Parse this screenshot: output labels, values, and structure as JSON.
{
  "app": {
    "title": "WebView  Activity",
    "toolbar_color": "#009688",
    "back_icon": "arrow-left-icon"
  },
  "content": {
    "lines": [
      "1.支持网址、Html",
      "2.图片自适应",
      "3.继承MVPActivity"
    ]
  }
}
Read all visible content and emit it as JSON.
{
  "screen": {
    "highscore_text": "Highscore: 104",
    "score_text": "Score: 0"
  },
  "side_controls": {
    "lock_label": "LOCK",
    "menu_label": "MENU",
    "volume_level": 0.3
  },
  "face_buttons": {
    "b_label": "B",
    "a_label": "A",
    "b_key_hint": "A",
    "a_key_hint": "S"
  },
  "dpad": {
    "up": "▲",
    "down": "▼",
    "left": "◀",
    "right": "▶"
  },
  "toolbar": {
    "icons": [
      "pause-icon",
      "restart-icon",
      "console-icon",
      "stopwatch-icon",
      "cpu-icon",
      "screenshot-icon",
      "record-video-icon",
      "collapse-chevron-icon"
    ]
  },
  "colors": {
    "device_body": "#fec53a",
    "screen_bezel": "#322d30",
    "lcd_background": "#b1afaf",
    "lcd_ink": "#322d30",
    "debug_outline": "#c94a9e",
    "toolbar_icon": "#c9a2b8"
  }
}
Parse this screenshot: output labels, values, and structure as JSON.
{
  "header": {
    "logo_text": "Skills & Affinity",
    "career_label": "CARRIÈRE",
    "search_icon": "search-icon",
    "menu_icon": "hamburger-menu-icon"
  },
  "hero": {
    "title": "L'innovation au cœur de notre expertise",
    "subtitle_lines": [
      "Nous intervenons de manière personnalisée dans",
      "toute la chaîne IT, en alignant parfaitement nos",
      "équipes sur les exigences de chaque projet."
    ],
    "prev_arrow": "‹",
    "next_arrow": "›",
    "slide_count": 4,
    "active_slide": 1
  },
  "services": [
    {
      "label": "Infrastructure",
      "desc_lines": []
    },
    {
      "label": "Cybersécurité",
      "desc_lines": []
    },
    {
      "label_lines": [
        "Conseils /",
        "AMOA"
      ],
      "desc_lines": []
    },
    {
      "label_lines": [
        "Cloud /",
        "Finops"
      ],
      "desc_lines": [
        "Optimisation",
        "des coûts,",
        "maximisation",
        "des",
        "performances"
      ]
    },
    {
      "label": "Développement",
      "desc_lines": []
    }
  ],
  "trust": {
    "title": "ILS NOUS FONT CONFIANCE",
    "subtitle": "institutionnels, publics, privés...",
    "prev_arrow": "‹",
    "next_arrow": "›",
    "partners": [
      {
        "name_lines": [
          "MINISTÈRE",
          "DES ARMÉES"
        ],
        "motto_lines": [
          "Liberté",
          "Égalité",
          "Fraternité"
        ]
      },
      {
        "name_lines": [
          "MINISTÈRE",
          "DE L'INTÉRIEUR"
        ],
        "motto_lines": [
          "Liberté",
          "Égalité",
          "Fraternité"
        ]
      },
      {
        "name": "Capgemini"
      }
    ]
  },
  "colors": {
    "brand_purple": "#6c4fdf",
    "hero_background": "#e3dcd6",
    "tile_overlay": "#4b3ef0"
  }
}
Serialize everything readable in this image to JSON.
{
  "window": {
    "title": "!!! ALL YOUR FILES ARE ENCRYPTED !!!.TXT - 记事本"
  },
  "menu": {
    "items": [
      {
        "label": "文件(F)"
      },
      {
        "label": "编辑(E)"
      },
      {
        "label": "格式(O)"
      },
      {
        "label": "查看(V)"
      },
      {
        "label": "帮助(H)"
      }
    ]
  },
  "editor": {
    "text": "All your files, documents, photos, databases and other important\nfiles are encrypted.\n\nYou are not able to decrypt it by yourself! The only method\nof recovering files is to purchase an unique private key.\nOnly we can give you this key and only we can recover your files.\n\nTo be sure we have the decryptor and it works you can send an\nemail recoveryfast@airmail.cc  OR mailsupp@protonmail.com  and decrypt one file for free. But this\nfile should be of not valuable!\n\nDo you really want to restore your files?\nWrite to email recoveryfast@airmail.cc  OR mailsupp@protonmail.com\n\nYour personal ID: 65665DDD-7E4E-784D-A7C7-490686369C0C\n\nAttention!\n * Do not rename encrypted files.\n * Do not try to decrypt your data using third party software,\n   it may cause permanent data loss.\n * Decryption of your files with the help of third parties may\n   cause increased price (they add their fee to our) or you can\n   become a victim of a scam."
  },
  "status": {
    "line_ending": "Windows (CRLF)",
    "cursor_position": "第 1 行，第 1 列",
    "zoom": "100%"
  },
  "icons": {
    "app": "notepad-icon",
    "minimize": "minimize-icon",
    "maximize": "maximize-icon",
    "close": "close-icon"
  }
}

********************

▶ GOAL
Lines that hold the word "JSON" are the ones to return, every one of them.

▶ WRITTEN SOLUTION
Parse this screenshot: output labels, values, and structure as JSON.
Read all visible content and emit it as JSON.
Parse this screenshot: output labels, values, and structure as JSON.
Serialize everything readable in this image to JSON.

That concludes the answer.